Entries taken from a collection
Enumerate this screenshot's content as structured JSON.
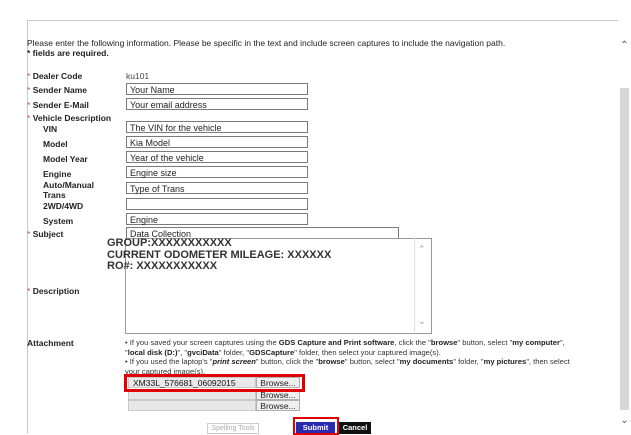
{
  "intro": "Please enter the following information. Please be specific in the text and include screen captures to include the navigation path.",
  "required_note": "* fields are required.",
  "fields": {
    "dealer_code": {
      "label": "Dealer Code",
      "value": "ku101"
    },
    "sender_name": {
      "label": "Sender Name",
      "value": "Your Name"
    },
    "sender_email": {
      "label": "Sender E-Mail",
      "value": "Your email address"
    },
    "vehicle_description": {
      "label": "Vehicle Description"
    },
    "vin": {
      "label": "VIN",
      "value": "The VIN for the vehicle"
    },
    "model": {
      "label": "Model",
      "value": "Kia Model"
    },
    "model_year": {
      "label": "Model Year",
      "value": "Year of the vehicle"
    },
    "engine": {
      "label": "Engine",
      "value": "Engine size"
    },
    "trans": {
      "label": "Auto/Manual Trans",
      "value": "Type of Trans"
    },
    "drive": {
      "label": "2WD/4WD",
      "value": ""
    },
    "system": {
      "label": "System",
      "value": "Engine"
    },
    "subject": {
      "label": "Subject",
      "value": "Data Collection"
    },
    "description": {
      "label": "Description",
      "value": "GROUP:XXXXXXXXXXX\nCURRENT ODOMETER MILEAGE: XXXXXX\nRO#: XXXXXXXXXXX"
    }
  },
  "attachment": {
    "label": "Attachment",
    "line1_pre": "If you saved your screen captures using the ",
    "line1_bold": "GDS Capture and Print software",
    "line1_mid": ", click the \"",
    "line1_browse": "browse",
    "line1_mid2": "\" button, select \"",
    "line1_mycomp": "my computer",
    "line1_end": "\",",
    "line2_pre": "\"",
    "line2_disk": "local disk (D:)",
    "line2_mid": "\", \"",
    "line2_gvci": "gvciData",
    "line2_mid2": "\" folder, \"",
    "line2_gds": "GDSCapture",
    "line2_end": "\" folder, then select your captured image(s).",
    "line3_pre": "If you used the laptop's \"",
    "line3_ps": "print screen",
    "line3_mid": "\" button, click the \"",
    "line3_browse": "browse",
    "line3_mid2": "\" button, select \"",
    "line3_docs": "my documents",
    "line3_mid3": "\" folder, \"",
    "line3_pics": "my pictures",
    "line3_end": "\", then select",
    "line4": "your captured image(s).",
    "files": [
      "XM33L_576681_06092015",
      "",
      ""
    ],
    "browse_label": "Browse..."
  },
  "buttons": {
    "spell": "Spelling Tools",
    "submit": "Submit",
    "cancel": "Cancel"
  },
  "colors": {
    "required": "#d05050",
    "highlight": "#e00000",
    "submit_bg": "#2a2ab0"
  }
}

---

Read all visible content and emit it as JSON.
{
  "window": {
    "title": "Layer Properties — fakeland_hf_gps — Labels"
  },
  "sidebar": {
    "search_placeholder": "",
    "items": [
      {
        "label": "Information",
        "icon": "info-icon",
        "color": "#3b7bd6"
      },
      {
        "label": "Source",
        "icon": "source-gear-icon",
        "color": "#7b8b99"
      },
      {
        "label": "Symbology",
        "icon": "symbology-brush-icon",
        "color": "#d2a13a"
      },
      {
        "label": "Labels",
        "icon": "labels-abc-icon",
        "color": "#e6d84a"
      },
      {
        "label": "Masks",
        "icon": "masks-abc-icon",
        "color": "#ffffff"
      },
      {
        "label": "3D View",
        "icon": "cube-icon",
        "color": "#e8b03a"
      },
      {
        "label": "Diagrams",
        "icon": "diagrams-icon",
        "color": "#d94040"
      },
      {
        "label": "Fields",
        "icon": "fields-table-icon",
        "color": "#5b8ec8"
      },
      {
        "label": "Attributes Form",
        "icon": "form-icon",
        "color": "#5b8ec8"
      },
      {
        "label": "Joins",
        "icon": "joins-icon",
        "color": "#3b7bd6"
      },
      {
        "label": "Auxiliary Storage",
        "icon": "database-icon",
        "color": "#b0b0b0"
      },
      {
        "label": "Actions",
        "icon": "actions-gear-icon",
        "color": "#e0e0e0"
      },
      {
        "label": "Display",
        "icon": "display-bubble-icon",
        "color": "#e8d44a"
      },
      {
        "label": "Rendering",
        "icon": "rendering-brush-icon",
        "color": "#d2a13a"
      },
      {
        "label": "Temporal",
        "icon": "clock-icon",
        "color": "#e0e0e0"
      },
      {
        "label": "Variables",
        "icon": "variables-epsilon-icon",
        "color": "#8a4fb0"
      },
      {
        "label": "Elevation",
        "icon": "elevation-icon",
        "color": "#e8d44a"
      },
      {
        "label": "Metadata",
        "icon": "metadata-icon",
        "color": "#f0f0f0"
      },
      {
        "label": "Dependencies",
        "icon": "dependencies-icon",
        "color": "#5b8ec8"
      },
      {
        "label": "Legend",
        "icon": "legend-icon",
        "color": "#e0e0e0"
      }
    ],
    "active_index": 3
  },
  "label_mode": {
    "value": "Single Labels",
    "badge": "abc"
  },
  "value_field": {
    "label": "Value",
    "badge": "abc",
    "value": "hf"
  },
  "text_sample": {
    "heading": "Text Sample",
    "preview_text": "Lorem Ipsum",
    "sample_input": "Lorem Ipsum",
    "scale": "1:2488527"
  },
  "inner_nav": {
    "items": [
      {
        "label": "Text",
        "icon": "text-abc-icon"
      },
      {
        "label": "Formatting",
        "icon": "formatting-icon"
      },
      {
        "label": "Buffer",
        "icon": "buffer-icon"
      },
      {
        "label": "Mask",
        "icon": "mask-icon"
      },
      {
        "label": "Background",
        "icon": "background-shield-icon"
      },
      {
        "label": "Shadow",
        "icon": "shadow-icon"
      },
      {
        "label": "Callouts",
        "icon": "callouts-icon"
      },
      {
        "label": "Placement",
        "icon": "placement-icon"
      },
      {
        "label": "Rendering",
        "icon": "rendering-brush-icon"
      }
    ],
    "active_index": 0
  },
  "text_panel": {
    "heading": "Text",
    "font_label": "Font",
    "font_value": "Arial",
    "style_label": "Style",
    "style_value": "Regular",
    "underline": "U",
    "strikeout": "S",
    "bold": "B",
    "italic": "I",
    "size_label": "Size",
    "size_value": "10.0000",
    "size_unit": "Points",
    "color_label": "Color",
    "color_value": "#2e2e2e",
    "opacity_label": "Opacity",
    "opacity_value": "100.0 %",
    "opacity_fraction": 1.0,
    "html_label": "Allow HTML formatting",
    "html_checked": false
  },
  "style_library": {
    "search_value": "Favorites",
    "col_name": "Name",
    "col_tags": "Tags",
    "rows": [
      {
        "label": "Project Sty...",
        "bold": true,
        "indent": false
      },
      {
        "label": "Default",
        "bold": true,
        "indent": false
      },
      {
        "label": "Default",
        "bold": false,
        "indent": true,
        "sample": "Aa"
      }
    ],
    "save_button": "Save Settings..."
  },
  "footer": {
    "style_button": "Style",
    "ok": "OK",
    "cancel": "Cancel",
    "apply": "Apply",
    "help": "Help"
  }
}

→ **What you are asked to do**
Pull out every line of the records above that contains the word "folder".

→ **Solution**
    "line2_mid2": "\" folder, \"",
    "line2_end": "\" folder, then select your captured image(s).",
    "line3_mid3": "\" folder, \"",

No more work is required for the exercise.